**What is required:**
Write the data out again exactly, dropping any images it holds.

-------- Supplied entries

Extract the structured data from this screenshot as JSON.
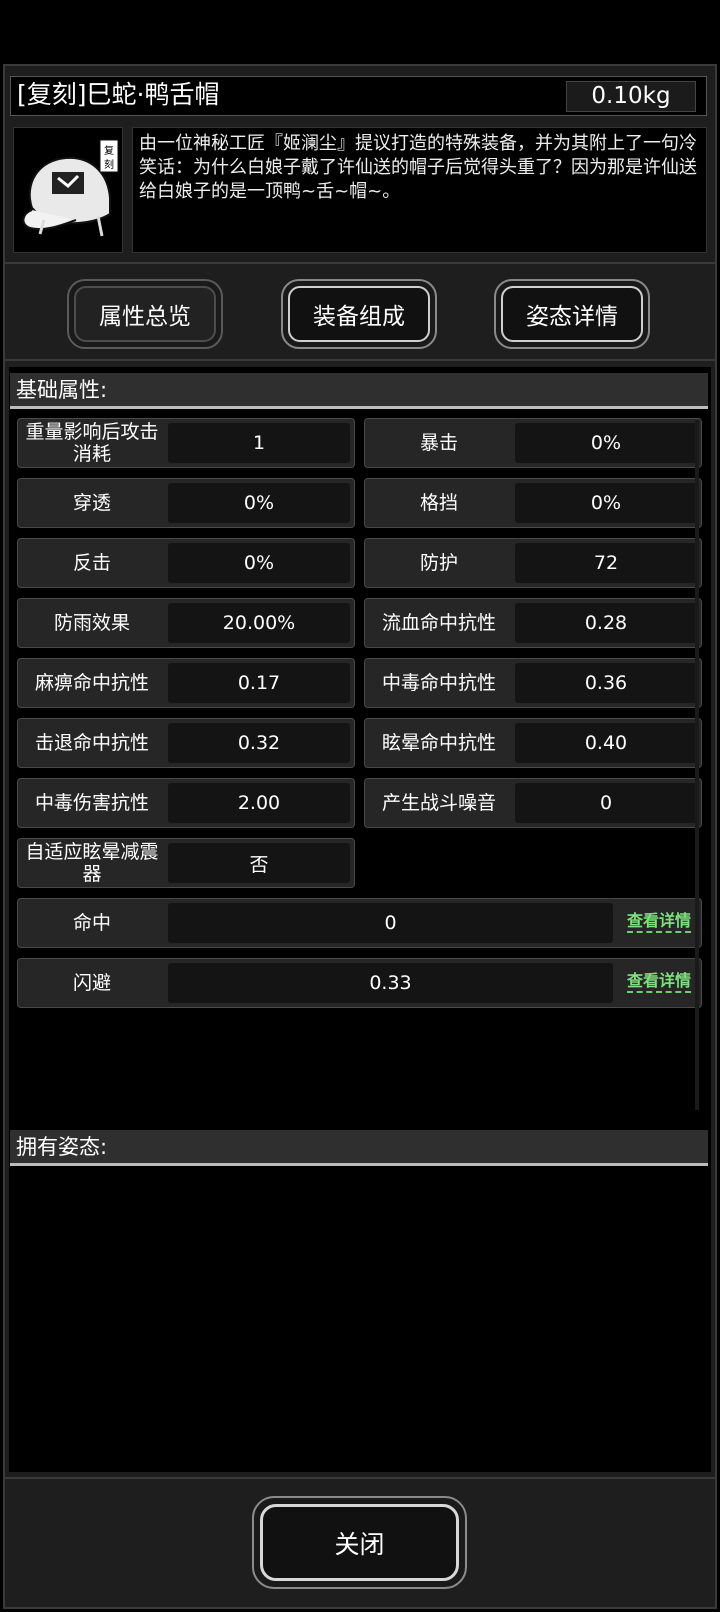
{
  "item": {
    "title": "[复刻]巳蛇·鸭舌帽",
    "weight": "0.10kg",
    "badge": "复刻",
    "description": "由一位神秘工匠『姬澜尘』提议打造的特殊装备，并为其附上了一句冷笑话：为什么白娘子戴了许仙送的帽子后觉得头重了？因为那是许仙送给白娘子的是一顶鸭~舌~帽~。",
    "icon": "cap-icon"
  },
  "tabs": [
    {
      "label": "属性总览",
      "active": true
    },
    {
      "label": "装备组成",
      "active": false
    },
    {
      "label": "姿态详情",
      "active": false
    }
  ],
  "sections": {
    "basic": "基础属性:",
    "stances": "拥有姿态:"
  },
  "stats": [
    {
      "label": "重量影响后攻击消耗",
      "value": "1"
    },
    {
      "label": "暴击",
      "value": "0%"
    },
    {
      "label": "穿透",
      "value": "0%"
    },
    {
      "label": "格挡",
      "value": "0%"
    },
    {
      "label": "反击",
      "value": "0%"
    },
    {
      "label": "防护",
      "value": "72"
    },
    {
      "label": "防雨效果",
      "value": "20.00%"
    },
    {
      "label": "流血命中抗性",
      "value": "0.28"
    },
    {
      "label": "麻痹命中抗性",
      "value": "0.17"
    },
    {
      "label": "中毒命中抗性",
      "value": "0.36"
    },
    {
      "label": "击退命中抗性",
      "value": "0.32"
    },
    {
      "label": "眩晕命中抗性",
      "value": "0.40"
    },
    {
      "label": "中毒伤害抗性",
      "value": "2.00"
    },
    {
      "label": "产生战斗噪音",
      "value": "0"
    },
    {
      "label": "自适应眩晕减震器",
      "value": "否"
    }
  ],
  "wide_stats": [
    {
      "label": "命中",
      "value": "0",
      "link": "查看详情"
    },
    {
      "label": "闪避",
      "value": "0.33",
      "link": "查看详情"
    }
  ],
  "close_label": "关闭"
}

----------------

**Full output:**
Extract the structured data from this screenshot as JSON.
{
  "item": {
    "title": "[复刻]巳蛇·鸭舌帽",
    "weight": "0.10kg",
    "badge": "复刻",
    "description": "由一位神秘工匠『姬澜尘』提议打造的特殊装备，并为其附上了一句冷笑话：为什么白娘子戴了许仙送的帽子后觉得头重了？因为那是许仙送给白娘子的是一顶鸭~舌~帽~。",
    "icon": "cap-icon"
  },
  "tabs": [
    {
      "label": "属性总览",
      "active": true
    },
    {
      "label": "装备组成",
      "active": false
    },
    {
      "label": "姿态详情",
      "active": false
    }
  ],
  "sections": {
    "basic": "基础属性:",
    "stances": "拥有姿态:"
  },
  "stats": [
    {
      "label": "重量影响后攻击消耗",
      "value": "1"
    },
    {
      "label": "暴击",
      "value": "0%"
    },
    {
      "label": "穿透",
      "value": "0%"
    },
    {
      "label": "格挡",
      "value": "0%"
    },
    {
      "label": "反击",
      "value": "0%"
    },
    {
      "label": "防护",
      "value": "72"
    },
    {
      "label": "防雨效果",
      "value": "20.00%"
    },
    {
      "label": "流血命中抗性",
      "value": "0.28"
    },
    {
      "label": "麻痹命中抗性",
      "value": "0.17"
    },
    {
      "label": "中毒命中抗性",
      "value": "0.36"
    },
    {
      "label": "击退命中抗性",
      "value": "0.32"
    },
    {
      "label": "眩晕命中抗性",
      "value": "0.40"
    },
    {
      "label": "中毒伤害抗性",
      "value": "2.00"
    },
    {
      "label": "产生战斗噪音",
      "value": "0"
    },
    {
      "label": "自适应眩晕减震器",
      "value": "否"
    }
  ],
  "wide_stats": [
    {
      "label": "命中",
      "value": "0",
      "link": "查看详情"
    },
    {
      "label": "闪避",
      "value": "0.33",
      "link": "查看详情"
    }
  ],
  "close_label": "关闭"
}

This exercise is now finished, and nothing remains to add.